» **WHAT THIS TASK INVOLVES**
Repeat exactly the lines below from the line that contains "Output the underlying" to the last line, inclusive, without the pictures.

» **MATERIAL FOR THIS TASK**
▼

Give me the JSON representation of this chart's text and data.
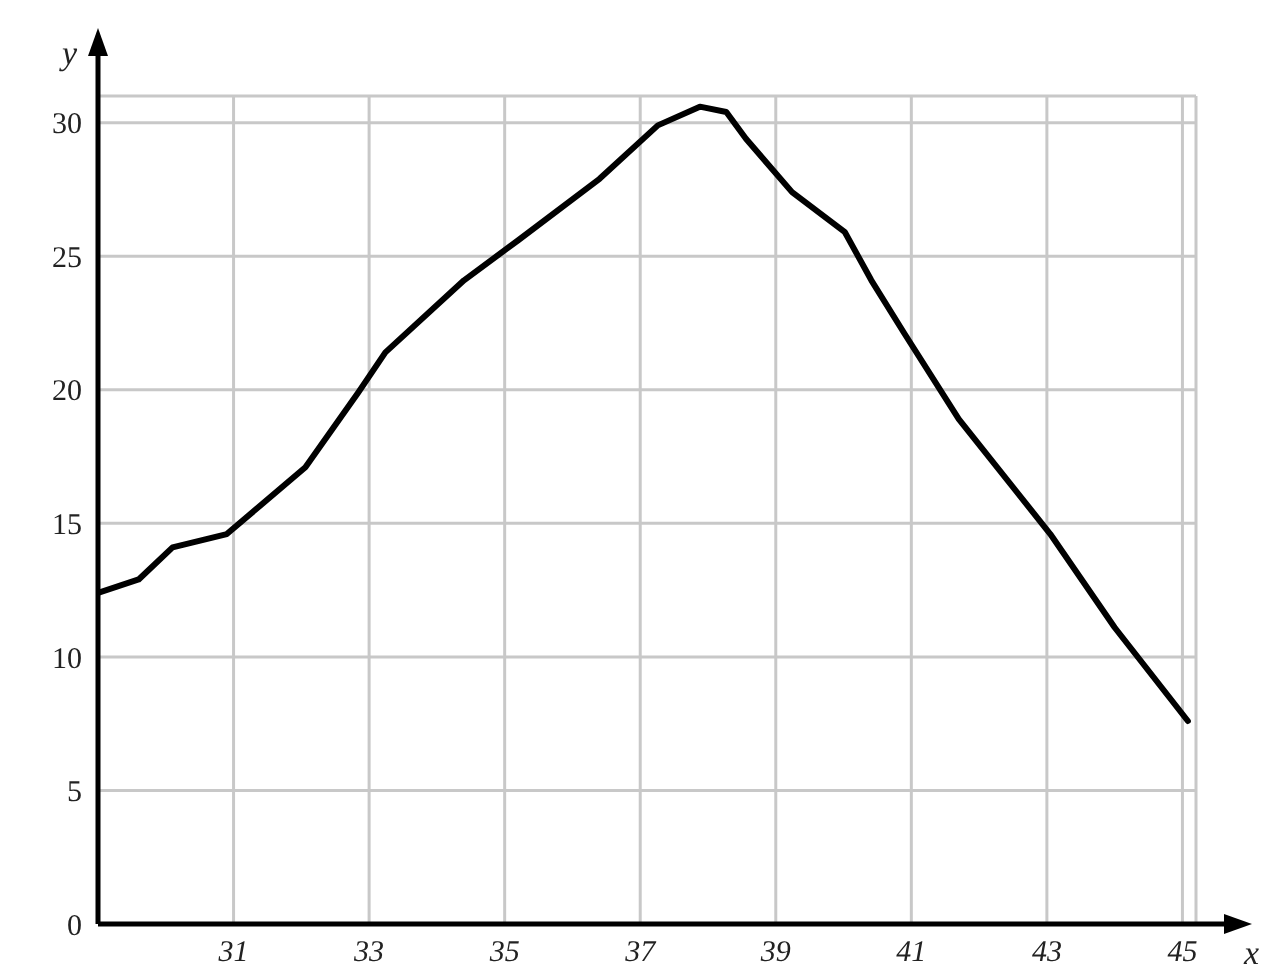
{
  "chart_data": {
    "type": "line",
    "xlabel": "x",
    "ylabel": "y",
    "x": [
      29,
      29.6,
      30.1,
      30.9,
      32.06,
      32.84,
      33.24,
      34.4,
      35.2,
      36.4,
      37.26,
      37.88,
      38.27,
      38.56,
      39.24,
      40.02,
      40.41,
      40.9,
      41.7,
      43.05,
      44,
      45.08
    ],
    "series": [
      {
        "color": "#000000",
        "values": [
          12.4,
          12.9,
          14.1,
          14.6,
          17.1,
          19.9,
          21.4,
          24.1,
          25.6,
          27.9,
          29.9,
          30.6,
          30.4,
          29.4,
          27.4,
          25.9,
          24.1,
          22.1,
          18.9,
          14.6,
          11.1,
          7.6
        ]
      }
    ],
    "xlim": [
      29,
      45.2
    ],
    "xticks": [
      31,
      33,
      35,
      37,
      39,
      41,
      43,
      45
    ],
    "ylim": [
      0,
      31
    ],
    "yticks": [
      0,
      5,
      10,
      15,
      20,
      25,
      30
    ],
    "grid": true,
    "marker": "none",
    "line_style": "solid"
  }
}
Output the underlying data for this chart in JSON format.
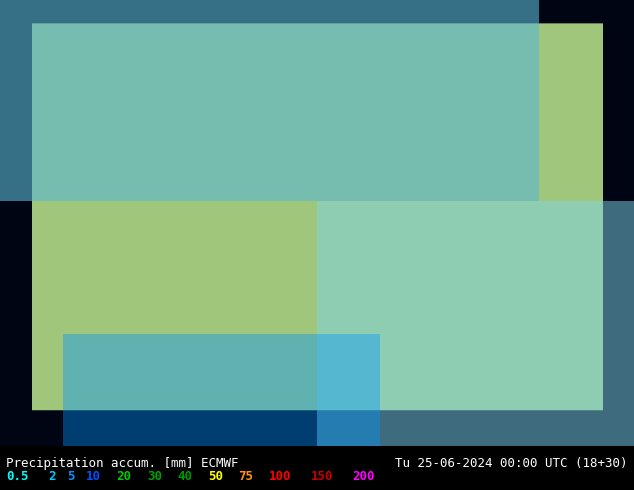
{
  "title_left": "Precipitation accum. [mm] ECMWF",
  "title_right": "Tu 25-06-2024 00:00 UTC (18+30)",
  "legend_values": [
    "0.5",
    "2",
    "5",
    "10",
    "20",
    "30",
    "40",
    "50",
    "75",
    "100",
    "150",
    "200"
  ],
  "legend_colors": [
    "#a0ffff",
    "#00cdff",
    "#0096ff",
    "#0050ff",
    "#00c800",
    "#00a000",
    "#009600",
    "#ffff00",
    "#ff9600",
    "#ff0000",
    "#c80000",
    "#ff00ff"
  ],
  "background_color": "#000000",
  "text_color_title": "#000000",
  "fig_bg": "#c8c8c8",
  "map_bg": "#a0c87d",
  "bottom_bar_bg": "#000000",
  "figsize": [
    6.34,
    4.9
  ],
  "dpi": 100
}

▲

» **FINISHED TASK**
Output the underlying data for this chart in JSON format.
{
  "title_left": "Precipitation accum. [mm] ECMWF",
  "title_right": "Tu 25-06-2024 00:00 UTC (18+30)",
  "legend_values": [
    "0.5",
    "2",
    "5",
    "10",
    "20",
    "30",
    "40",
    "50",
    "75",
    "100",
    "150",
    "200"
  ],
  "legend_colors": [
    "#a0ffff",
    "#00cdff",
    "#0096ff",
    "#0050ff",
    "#00c800",
    "#00a000",
    "#009600",
    "#ffff00",
    "#ff9600",
    "#ff0000",
    "#c80000",
    "#ff00ff"
  ],
  "background_color": "#000000",
  "text_color_title": "#000000",
  "fig_bg": "#c8c8c8",
  "map_bg": "#a0c87d",
  "bottom_bar_bg": "#000000",
  "figsize": [
    6.34,
    4.9
  ],
  "dpi": 100
}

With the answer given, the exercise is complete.